**REQUIREMENT:**
The reply should contain all the data below, repeated exactly, and none of the images.

(Items from a dataset)
----

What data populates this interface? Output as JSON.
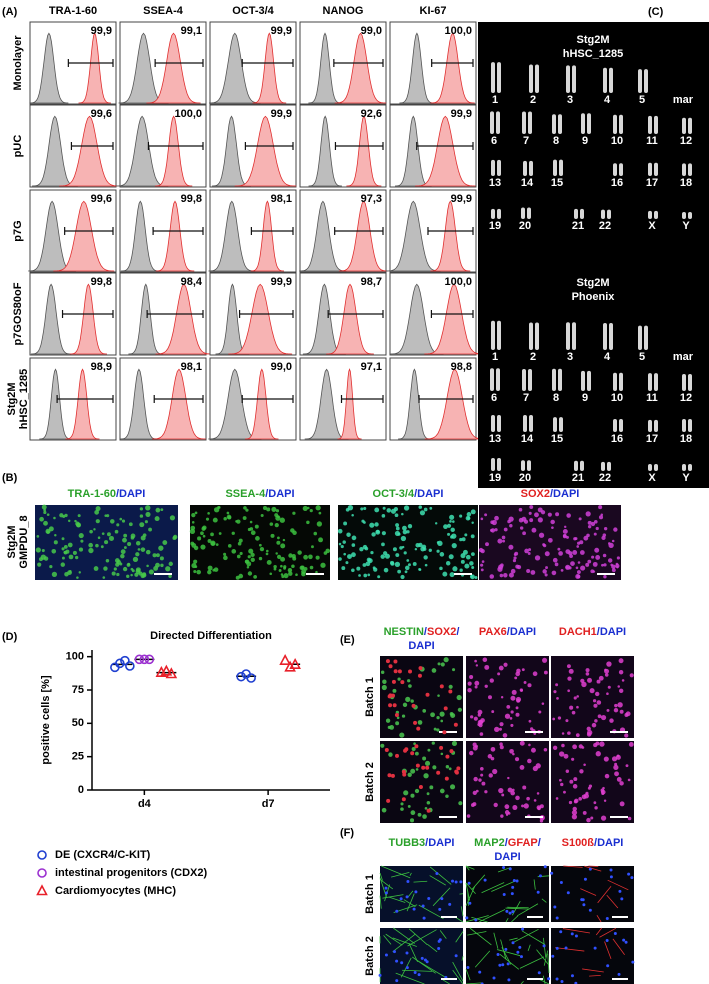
{
  "panel_a": {
    "label": "(A)",
    "columns": [
      "TRA-1-60",
      "SSEA-4",
      "OCT-3/4",
      "NANOG",
      "KI-67"
    ],
    "rows": [
      {
        "label": [
          "Monolayer"
        ],
        "values": [
          "99,9",
          "99,1",
          "99,9",
          "99,0",
          "100,0"
        ]
      },
      {
        "label": [
          "pUC"
        ],
        "values": [
          "99,6",
          "100,0",
          "99,9",
          "92,6",
          "99,9"
        ]
      },
      {
        "label": [
          "p7G"
        ],
        "values": [
          "99,6",
          "99,8",
          "98,1",
          "97,3",
          "99,9"
        ]
      },
      {
        "label": [
          "p7GOS80oF"
        ],
        "values": [
          "99,8",
          "98,4",
          "99,9",
          "98,7",
          "100,0"
        ]
      },
      {
        "label": [
          "Stg2M",
          "hHSC_1285"
        ],
        "values": [
          "98,9",
          "98,1",
          "99,0",
          "97,1",
          "98,8"
        ]
      }
    ]
  },
  "panel_b": {
    "label": "(B)",
    "row_label": [
      "Stg2M",
      "GMPDU_8"
    ],
    "captions": [
      [
        [
          {
            "text": "TRA-1-60",
            "color": "#2aa02a"
          },
          {
            "text": "/DAPI",
            "color": "#1a2fd0"
          }
        ]
      ],
      [
        [
          {
            "text": "SSEA-4",
            "color": "#2aa02a"
          },
          {
            "text": "/DAPI",
            "color": "#1a2fd0"
          }
        ]
      ],
      [
        [
          {
            "text": "OCT-3/4",
            "color": "#2aa02a"
          },
          {
            "text": "/DAPI",
            "color": "#1a2fd0"
          }
        ]
      ],
      [
        [
          {
            "text": "SOX2",
            "color": "#e02020"
          },
          {
            "text": "/DAPI",
            "color": "#1a2fd0"
          }
        ]
      ]
    ]
  },
  "panel_c": {
    "label": "(C)",
    "karyotypes": [
      {
        "title": [
          "Stg2M",
          "hHSC_1285"
        ],
        "rows": [
          [
            "1",
            "2",
            "3",
            "4",
            "5",
            "mar"
          ],
          [
            "6",
            "7",
            "8",
            "9",
            "10",
            "11",
            "12"
          ],
          [
            "13",
            "14",
            "15",
            "16",
            "17",
            "18"
          ],
          [
            "19",
            "20",
            "21",
            "22",
            "X",
            "Y"
          ]
        ]
      },
      {
        "title": [
          "Stg2M",
          "Phoenix"
        ],
        "rows": [
          [
            "1",
            "2",
            "3",
            "4",
            "5",
            "mar"
          ],
          [
            "6",
            "7",
            "8",
            "9",
            "10",
            "11",
            "12"
          ],
          [
            "13",
            "14",
            "15",
            "16",
            "17",
            "18"
          ],
          [
            "19",
            "20",
            "21",
            "22",
            "X",
            "Y"
          ]
        ]
      }
    ]
  },
  "panel_d": {
    "label": "(D)"
  },
  "chart_data": {
    "type": "scatter",
    "title": "Directed Differentiation",
    "y_label": "positive cells [%]",
    "categories": [
      "d4",
      "d7"
    ],
    "ylim": [
      0,
      105
    ],
    "yticks": [
      0,
      25,
      50,
      75,
      100
    ],
    "series": [
      {
        "name": "DE (CXCR4/C-KIT)",
        "color": "#1f3fd0",
        "marker": "circle",
        "x": [
          "d4",
          "d4",
          "d4",
          "d4",
          "d7",
          "d7",
          "d7"
        ],
        "values": [
          92,
          95,
          97,
          93,
          85,
          87,
          84
        ]
      },
      {
        "name": "intestinal progenitors (CDX2)",
        "color": "#9b30d0",
        "marker": "circle",
        "x": [
          "d4",
          "d4",
          "d4"
        ],
        "values": [
          98,
          98,
          98
        ]
      },
      {
        "name": "Cardiomyocytes (MHC)",
        "color": "#e8202a",
        "marker": "triangle",
        "x": [
          "d4",
          "d4",
          "d4",
          "d7",
          "d7",
          "d7"
        ],
        "values": [
          88,
          89,
          87,
          97,
          92,
          94
        ]
      }
    ]
  },
  "panel_e": {
    "label": "(E)",
    "rows": [
      "Batch 1",
      "Batch 2"
    ],
    "captions": [
      [
        [
          {
            "text": "NESTIN",
            "color": "#2aa02a"
          },
          {
            "text": "/",
            "color": "#1a2fd0"
          },
          {
            "text": "SOX2",
            "color": "#e02020"
          },
          {
            "text": "/",
            "color": "#1a2fd0"
          }
        ],
        [
          {
            "text": "DAPI",
            "color": "#1a2fd0"
          }
        ]
      ],
      [
        [
          {
            "text": "PAX6",
            "color": "#e02020"
          },
          {
            "text": "/DAPI",
            "color": "#1a2fd0"
          }
        ]
      ],
      [
        [
          {
            "text": "DACH1",
            "color": "#e02020"
          },
          {
            "text": "/DAPI",
            "color": "#1a2fd0"
          }
        ]
      ]
    ]
  },
  "panel_f": {
    "label": "(F)",
    "rows": [
      "Batch 1",
      "Batch 2"
    ],
    "captions": [
      [
        [
          {
            "text": "TUBB3",
            "color": "#2aa02a"
          },
          {
            "text": "/DAPI",
            "color": "#1a2fd0"
          }
        ]
      ],
      [
        [
          {
            "text": "MAP2",
            "color": "#2aa02a"
          },
          {
            "text": "/",
            "color": "#1a2fd0"
          },
          {
            "text": "GFAP",
            "color": "#e02020"
          },
          {
            "text": "/",
            "color": "#1a2fd0"
          }
        ],
        [
          {
            "text": "DAPI",
            "color": "#1a2fd0"
          }
        ]
      ],
      [
        [
          {
            "text": "S100ß",
            "color": "#e02020"
          },
          {
            "text": "/DAPI",
            "color": "#1a2fd0"
          }
        ]
      ]
    ]
  }
}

----

**EXPECTED ANSWER:**
What data populates this interface? Output as JSON.
{
  "panel_a": {
    "label": "(A)",
    "columns": [
      "TRA-1-60",
      "SSEA-4",
      "OCT-3/4",
      "NANOG",
      "KI-67"
    ],
    "rows": [
      {
        "label": [
          "Monolayer"
        ],
        "values": [
          "99,9",
          "99,1",
          "99,9",
          "99,0",
          "100,0"
        ]
      },
      {
        "label": [
          "pUC"
        ],
        "values": [
          "99,6",
          "100,0",
          "99,9",
          "92,6",
          "99,9"
        ]
      },
      {
        "label": [
          "p7G"
        ],
        "values": [
          "99,6",
          "99,8",
          "98,1",
          "97,3",
          "99,9"
        ]
      },
      {
        "label": [
          "p7GOS80oF"
        ],
        "values": [
          "99,8",
          "98,4",
          "99,9",
          "98,7",
          "100,0"
        ]
      },
      {
        "label": [
          "Stg2M",
          "hHSC_1285"
        ],
        "values": [
          "98,9",
          "98,1",
          "99,0",
          "97,1",
          "98,8"
        ]
      }
    ]
  },
  "panel_b": {
    "label": "(B)",
    "row_label": [
      "Stg2M",
      "GMPDU_8"
    ],
    "captions": [
      [
        [
          {
            "text": "TRA-1-60",
            "color": "#2aa02a"
          },
          {
            "text": "/DAPI",
            "color": "#1a2fd0"
          }
        ]
      ],
      [
        [
          {
            "text": "SSEA-4",
            "color": "#2aa02a"
          },
          {
            "text": "/DAPI",
            "color": "#1a2fd0"
          }
        ]
      ],
      [
        [
          {
            "text": "OCT-3/4",
            "color": "#2aa02a"
          },
          {
            "text": "/DAPI",
            "color": "#1a2fd0"
          }
        ]
      ],
      [
        [
          {
            "text": "SOX2",
            "color": "#e02020"
          },
          {
            "text": "/DAPI",
            "color": "#1a2fd0"
          }
        ]
      ]
    ]
  },
  "panel_c": {
    "label": "(C)",
    "karyotypes": [
      {
        "title": [
          "Stg2M",
          "hHSC_1285"
        ],
        "rows": [
          [
            "1",
            "2",
            "3",
            "4",
            "5",
            "mar"
          ],
          [
            "6",
            "7",
            "8",
            "9",
            "10",
            "11",
            "12"
          ],
          [
            "13",
            "14",
            "15",
            "16",
            "17",
            "18"
          ],
          [
            "19",
            "20",
            "21",
            "22",
            "X",
            "Y"
          ]
        ]
      },
      {
        "title": [
          "Stg2M",
          "Phoenix"
        ],
        "rows": [
          [
            "1",
            "2",
            "3",
            "4",
            "5",
            "mar"
          ],
          [
            "6",
            "7",
            "8",
            "9",
            "10",
            "11",
            "12"
          ],
          [
            "13",
            "14",
            "15",
            "16",
            "17",
            "18"
          ],
          [
            "19",
            "20",
            "21",
            "22",
            "X",
            "Y"
          ]
        ]
      }
    ]
  },
  "panel_d": {
    "label": "(D)"
  },
  "chart_data": {
    "type": "scatter",
    "title": "Directed Differentiation",
    "y_label": "positive cells [%]",
    "categories": [
      "d4",
      "d7"
    ],
    "ylim": [
      0,
      105
    ],
    "yticks": [
      0,
      25,
      50,
      75,
      100
    ],
    "series": [
      {
        "name": "DE (CXCR4/C-KIT)",
        "color": "#1f3fd0",
        "marker": "circle",
        "x": [
          "d4",
          "d4",
          "d4",
          "d4",
          "d7",
          "d7",
          "d7"
        ],
        "values": [
          92,
          95,
          97,
          93,
          85,
          87,
          84
        ]
      },
      {
        "name": "intestinal progenitors (CDX2)",
        "color": "#9b30d0",
        "marker": "circle",
        "x": [
          "d4",
          "d4",
          "d4"
        ],
        "values": [
          98,
          98,
          98
        ]
      },
      {
        "name": "Cardiomyocytes (MHC)",
        "color": "#e8202a",
        "marker": "triangle",
        "x": [
          "d4",
          "d4",
          "d4",
          "d7",
          "d7",
          "d7"
        ],
        "values": [
          88,
          89,
          87,
          97,
          92,
          94
        ]
      }
    ]
  },
  "panel_e": {
    "label": "(E)",
    "rows": [
      "Batch 1",
      "Batch 2"
    ],
    "captions": [
      [
        [
          {
            "text": "NESTIN",
            "color": "#2aa02a"
          },
          {
            "text": "/",
            "color": "#1a2fd0"
          },
          {
            "text": "SOX2",
            "color": "#e02020"
          },
          {
            "text": "/",
            "color": "#1a2fd0"
          }
        ],
        [
          {
            "text": "DAPI",
            "color": "#1a2fd0"
          }
        ]
      ],
      [
        [
          {
            "text": "PAX6",
            "color": "#e02020"
          },
          {
            "text": "/DAPI",
            "color": "#1a2fd0"
          }
        ]
      ],
      [
        [
          {
            "text": "DACH1",
            "color": "#e02020"
          },
          {
            "text": "/DAPI",
            "color": "#1a2fd0"
          }
        ]
      ]
    ]
  },
  "panel_f": {
    "label": "(F)",
    "rows": [
      "Batch 1",
      "Batch 2"
    ],
    "captions": [
      [
        [
          {
            "text": "TUBB3",
            "color": "#2aa02a"
          },
          {
            "text": "/DAPI",
            "color": "#1a2fd0"
          }
        ]
      ],
      [
        [
          {
            "text": "MAP2",
            "color": "#2aa02a"
          },
          {
            "text": "/",
            "color": "#1a2fd0"
          },
          {
            "text": "GFAP",
            "color": "#e02020"
          },
          {
            "text": "/",
            "color": "#1a2fd0"
          }
        ],
        [
          {
            "text": "DAPI",
            "color": "#1a2fd0"
          }
        ]
      ],
      [
        [
          {
            "text": "S100ß",
            "color": "#e02020"
          },
          {
            "text": "/DAPI",
            "color": "#1a2fd0"
          }
        ]
      ]
    ]
  }
}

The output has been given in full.